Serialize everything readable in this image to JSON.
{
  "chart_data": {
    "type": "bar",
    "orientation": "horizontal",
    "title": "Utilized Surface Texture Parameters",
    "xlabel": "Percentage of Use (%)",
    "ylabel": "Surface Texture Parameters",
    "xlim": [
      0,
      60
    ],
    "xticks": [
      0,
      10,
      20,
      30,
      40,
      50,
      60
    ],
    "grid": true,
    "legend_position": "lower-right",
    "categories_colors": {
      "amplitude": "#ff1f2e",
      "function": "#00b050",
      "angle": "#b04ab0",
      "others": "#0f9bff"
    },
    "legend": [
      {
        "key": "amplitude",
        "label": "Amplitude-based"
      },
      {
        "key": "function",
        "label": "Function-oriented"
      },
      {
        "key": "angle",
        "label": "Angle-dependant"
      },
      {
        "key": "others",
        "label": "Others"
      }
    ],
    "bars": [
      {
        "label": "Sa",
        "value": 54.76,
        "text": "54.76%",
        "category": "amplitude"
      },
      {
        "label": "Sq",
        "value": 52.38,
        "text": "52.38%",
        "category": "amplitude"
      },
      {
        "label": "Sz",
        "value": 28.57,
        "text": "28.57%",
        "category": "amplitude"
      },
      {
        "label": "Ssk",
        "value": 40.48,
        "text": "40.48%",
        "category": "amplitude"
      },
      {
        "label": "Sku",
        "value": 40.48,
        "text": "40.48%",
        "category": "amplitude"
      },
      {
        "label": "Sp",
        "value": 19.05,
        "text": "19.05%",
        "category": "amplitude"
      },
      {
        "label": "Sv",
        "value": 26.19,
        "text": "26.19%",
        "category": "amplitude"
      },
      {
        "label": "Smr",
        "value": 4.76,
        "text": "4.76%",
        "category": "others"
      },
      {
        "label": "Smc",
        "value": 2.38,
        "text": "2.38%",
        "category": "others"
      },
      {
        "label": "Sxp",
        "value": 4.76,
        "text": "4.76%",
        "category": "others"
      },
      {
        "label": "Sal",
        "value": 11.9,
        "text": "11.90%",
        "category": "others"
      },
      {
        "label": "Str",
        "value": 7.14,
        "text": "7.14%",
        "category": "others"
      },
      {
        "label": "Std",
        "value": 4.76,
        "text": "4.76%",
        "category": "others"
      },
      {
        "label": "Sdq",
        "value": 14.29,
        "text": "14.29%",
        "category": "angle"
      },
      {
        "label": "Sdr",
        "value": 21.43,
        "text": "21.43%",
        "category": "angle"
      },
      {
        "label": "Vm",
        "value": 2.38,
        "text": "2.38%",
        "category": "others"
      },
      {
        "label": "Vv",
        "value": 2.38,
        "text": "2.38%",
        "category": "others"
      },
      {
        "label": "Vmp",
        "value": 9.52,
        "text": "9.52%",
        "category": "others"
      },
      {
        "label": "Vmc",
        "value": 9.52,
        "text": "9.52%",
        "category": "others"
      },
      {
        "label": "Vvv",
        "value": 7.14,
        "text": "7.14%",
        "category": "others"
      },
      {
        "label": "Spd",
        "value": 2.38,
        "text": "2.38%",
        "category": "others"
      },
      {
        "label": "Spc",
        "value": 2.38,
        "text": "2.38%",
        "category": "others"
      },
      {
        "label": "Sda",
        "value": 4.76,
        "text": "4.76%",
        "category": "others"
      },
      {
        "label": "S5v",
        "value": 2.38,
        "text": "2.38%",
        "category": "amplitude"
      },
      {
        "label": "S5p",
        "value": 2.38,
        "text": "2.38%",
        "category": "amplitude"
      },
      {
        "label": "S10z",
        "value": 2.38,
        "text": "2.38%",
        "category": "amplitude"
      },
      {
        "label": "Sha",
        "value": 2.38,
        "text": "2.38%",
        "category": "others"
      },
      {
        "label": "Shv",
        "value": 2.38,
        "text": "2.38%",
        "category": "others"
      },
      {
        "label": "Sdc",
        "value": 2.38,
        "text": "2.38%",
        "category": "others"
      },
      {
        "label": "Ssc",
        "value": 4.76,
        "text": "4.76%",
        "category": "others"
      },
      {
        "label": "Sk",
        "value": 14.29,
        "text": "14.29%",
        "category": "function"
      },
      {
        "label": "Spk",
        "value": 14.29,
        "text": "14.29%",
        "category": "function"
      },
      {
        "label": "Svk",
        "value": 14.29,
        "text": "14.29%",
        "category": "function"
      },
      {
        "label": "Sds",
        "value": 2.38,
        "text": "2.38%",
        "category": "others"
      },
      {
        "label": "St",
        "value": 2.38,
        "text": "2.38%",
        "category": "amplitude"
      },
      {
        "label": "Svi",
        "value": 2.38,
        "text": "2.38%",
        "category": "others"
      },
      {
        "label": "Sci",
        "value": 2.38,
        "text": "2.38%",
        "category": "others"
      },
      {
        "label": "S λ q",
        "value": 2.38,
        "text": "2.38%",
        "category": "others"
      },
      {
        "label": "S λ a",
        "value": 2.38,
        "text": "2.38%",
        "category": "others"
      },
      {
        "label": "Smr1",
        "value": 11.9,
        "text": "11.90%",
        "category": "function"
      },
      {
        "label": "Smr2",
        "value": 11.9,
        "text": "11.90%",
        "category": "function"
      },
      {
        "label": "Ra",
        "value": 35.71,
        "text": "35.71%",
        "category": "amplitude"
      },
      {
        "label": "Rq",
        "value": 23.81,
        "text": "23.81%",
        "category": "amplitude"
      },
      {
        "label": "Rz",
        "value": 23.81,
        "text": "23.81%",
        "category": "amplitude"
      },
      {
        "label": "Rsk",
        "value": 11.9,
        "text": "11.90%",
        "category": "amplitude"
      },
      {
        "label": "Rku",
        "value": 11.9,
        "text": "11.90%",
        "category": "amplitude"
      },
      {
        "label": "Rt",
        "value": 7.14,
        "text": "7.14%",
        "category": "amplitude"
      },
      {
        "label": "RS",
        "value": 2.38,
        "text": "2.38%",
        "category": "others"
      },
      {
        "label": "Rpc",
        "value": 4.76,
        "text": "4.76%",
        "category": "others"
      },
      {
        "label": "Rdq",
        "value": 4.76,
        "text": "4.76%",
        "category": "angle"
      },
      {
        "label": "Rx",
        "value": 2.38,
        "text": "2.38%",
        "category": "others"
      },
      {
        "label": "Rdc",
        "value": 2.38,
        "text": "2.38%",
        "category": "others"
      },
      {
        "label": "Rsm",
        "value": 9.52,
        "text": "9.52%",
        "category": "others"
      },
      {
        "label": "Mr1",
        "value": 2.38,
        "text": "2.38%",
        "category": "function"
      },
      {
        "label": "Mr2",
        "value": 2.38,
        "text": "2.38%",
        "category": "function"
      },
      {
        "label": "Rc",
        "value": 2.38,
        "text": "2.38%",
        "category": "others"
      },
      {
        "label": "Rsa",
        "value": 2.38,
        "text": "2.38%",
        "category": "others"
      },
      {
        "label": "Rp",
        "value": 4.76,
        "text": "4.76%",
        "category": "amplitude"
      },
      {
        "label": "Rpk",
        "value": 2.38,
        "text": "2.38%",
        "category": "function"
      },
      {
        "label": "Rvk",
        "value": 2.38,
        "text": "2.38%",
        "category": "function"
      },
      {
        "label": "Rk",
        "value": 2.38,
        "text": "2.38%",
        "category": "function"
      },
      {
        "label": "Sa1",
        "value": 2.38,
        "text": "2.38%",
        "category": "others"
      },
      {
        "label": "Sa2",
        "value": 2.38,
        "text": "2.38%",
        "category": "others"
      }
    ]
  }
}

####################

● **Aim**
Your task is to transcribe the material exactly.

● **Task response**
Serialize everything readable in this image to JSON.
{
  "chart_data": {
    "type": "bar",
    "orientation": "horizontal",
    "title": "Utilized Surface Texture Parameters",
    "xlabel": "Percentage of Use (%)",
    "ylabel": "Surface Texture Parameters",
    "xlim": [
      0,
      60
    ],
    "xticks": [
      0,
      10,
      20,
      30,
      40,
      50,
      60
    ],
    "grid": true,
    "legend_position": "lower-right",
    "categories_colors": {
      "amplitude": "#ff1f2e",
      "function": "#00b050",
      "angle": "#b04ab0",
      "others": "#0f9bff"
    },
    "legend": [
      {
        "key": "amplitude",
        "label": "Amplitude-based"
      },
      {
        "key": "function",
        "label": "Function-oriented"
      },
      {
        "key": "angle",
        "label": "Angle-dependant"
      },
      {
        "key": "others",
        "label": "Others"
      }
    ],
    "bars": [
      {
        "label": "Sa",
        "value": 54.76,
        "text": "54.76%",
        "category": "amplitude"
      },
      {
        "label": "Sq",
        "value": 52.38,
        "text": "52.38%",
        "category": "amplitude"
      },
      {
        "label": "Sz",
        "value": 28.57,
        "text": "28.57%",
        "category": "amplitude"
      },
      {
        "label": "Ssk",
        "value": 40.48,
        "text": "40.48%",
        "category": "amplitude"
      },
      {
        "label": "Sku",
        "value": 40.48,
        "text": "40.48%",
        "category": "amplitude"
      },
      {
        "label": "Sp",
        "value": 19.05,
        "text": "19.05%",
        "category": "amplitude"
      },
      {
        "label": "Sv",
        "value": 26.19,
        "text": "26.19%",
        "category": "amplitude"
      },
      {
        "label": "Smr",
        "value": 4.76,
        "text": "4.76%",
        "category": "others"
      },
      {
        "label": "Smc",
        "value": 2.38,
        "text": "2.38%",
        "category": "others"
      },
      {
        "label": "Sxp",
        "value": 4.76,
        "text": "4.76%",
        "category": "others"
      },
      {
        "label": "Sal",
        "value": 11.9,
        "text": "11.90%",
        "category": "others"
      },
      {
        "label": "Str",
        "value": 7.14,
        "text": "7.14%",
        "category": "others"
      },
      {
        "label": "Std",
        "value": 4.76,
        "text": "4.76%",
        "category": "others"
      },
      {
        "label": "Sdq",
        "value": 14.29,
        "text": "14.29%",
        "category": "angle"
      },
      {
        "label": "Sdr",
        "value": 21.43,
        "text": "21.43%",
        "category": "angle"
      },
      {
        "label": "Vm",
        "value": 2.38,
        "text": "2.38%",
        "category": "others"
      },
      {
        "label": "Vv",
        "value": 2.38,
        "text": "2.38%",
        "category": "others"
      },
      {
        "label": "Vmp",
        "value": 9.52,
        "text": "9.52%",
        "category": "others"
      },
      {
        "label": "Vmc",
        "value": 9.52,
        "text": "9.52%",
        "category": "others"
      },
      {
        "label": "Vvv",
        "value": 7.14,
        "text": "7.14%",
        "category": "others"
      },
      {
        "label": "Spd",
        "value": 2.38,
        "text": "2.38%",
        "category": "others"
      },
      {
        "label": "Spc",
        "value": 2.38,
        "text": "2.38%",
        "category": "others"
      },
      {
        "label": "Sda",
        "value": 4.76,
        "text": "4.76%",
        "category": "others"
      },
      {
        "label": "S5v",
        "value": 2.38,
        "text": "2.38%",
        "category": "amplitude"
      },
      {
        "label": "S5p",
        "value": 2.38,
        "text": "2.38%",
        "category": "amplitude"
      },
      {
        "label": "S10z",
        "value": 2.38,
        "text": "2.38%",
        "category": "amplitude"
      },
      {
        "label": "Sha",
        "value": 2.38,
        "text": "2.38%",
        "category": "others"
      },
      {
        "label": "Shv",
        "value": 2.38,
        "text": "2.38%",
        "category": "others"
      },
      {
        "label": "Sdc",
        "value": 2.38,
        "text": "2.38%",
        "category": "others"
      },
      {
        "label": "Ssc",
        "value": 4.76,
        "text": "4.76%",
        "category": "others"
      },
      {
        "label": "Sk",
        "value": 14.29,
        "text": "14.29%",
        "category": "function"
      },
      {
        "label": "Spk",
        "value": 14.29,
        "text": "14.29%",
        "category": "function"
      },
      {
        "label": "Svk",
        "value": 14.29,
        "text": "14.29%",
        "category": "function"
      },
      {
        "label": "Sds",
        "value": 2.38,
        "text": "2.38%",
        "category": "others"
      },
      {
        "label": "St",
        "value": 2.38,
        "text": "2.38%",
        "category": "amplitude"
      },
      {
        "label": "Svi",
        "value": 2.38,
        "text": "2.38%",
        "category": "others"
      },
      {
        "label": "Sci",
        "value": 2.38,
        "text": "2.38%",
        "category": "others"
      },
      {
        "label": "S λ q",
        "value": 2.38,
        "text": "2.38%",
        "category": "others"
      },
      {
        "label": "S λ a",
        "value": 2.38,
        "text": "2.38%",
        "category": "others"
      },
      {
        "label": "Smr1",
        "value": 11.9,
        "text": "11.90%",
        "category": "function"
      },
      {
        "label": "Smr2",
        "value": 11.9,
        "text": "11.90%",
        "category": "function"
      },
      {
        "label": "Ra",
        "value": 35.71,
        "text": "35.71%",
        "category": "amplitude"
      },
      {
        "label": "Rq",
        "value": 23.81,
        "text": "23.81%",
        "category": "amplitude"
      },
      {
        "label": "Rz",
        "value": 23.81,
        "text": "23.81%",
        "category": "amplitude"
      },
      {
        "label": "Rsk",
        "value": 11.9,
        "text": "11.90%",
        "category": "amplitude"
      },
      {
        "label": "Rku",
        "value": 11.9,
        "text": "11.90%",
        "category": "amplitude"
      },
      {
        "label": "Rt",
        "value": 7.14,
        "text": "7.14%",
        "category": "amplitude"
      },
      {
        "label": "RS",
        "value": 2.38,
        "text": "2.38%",
        "category": "others"
      },
      {
        "label": "Rpc",
        "value": 4.76,
        "text": "4.76%",
        "category": "others"
      },
      {
        "label": "Rdq",
        "value": 4.76,
        "text": "4.76%",
        "category": "angle"
      },
      {
        "label": "Rx",
        "value": 2.38,
        "text": "2.38%",
        "category": "others"
      },
      {
        "label": "Rdc",
        "value": 2.38,
        "text": "2.38%",
        "category": "others"
      },
      {
        "label": "Rsm",
        "value": 9.52,
        "text": "9.52%",
        "category": "others"
      },
      {
        "label": "Mr1",
        "value": 2.38,
        "text": "2.38%",
        "category": "function"
      },
      {
        "label": "Mr2",
        "value": 2.38,
        "text": "2.38%",
        "category": "function"
      },
      {
        "label": "Rc",
        "value": 2.38,
        "text": "2.38%",
        "category": "others"
      },
      {
        "label": "Rsa",
        "value": 2.38,
        "text": "2.38%",
        "category": "others"
      },
      {
        "label": "Rp",
        "value": 4.76,
        "text": "4.76%",
        "category": "amplitude"
      },
      {
        "label": "Rpk",
        "value": 2.38,
        "text": "2.38%",
        "category": "function"
      },
      {
        "label": "Rvk",
        "value": 2.38,
        "text": "2.38%",
        "category": "function"
      },
      {
        "label": "Rk",
        "value": 2.38,
        "text": "2.38%",
        "category": "function"
      },
      {
        "label": "Sa1",
        "value": 2.38,
        "text": "2.38%",
        "category": "others"
      },
      {
        "label": "Sa2",
        "value": 2.38,
        "text": "2.38%",
        "category": "others"
      }
    ]
  }
}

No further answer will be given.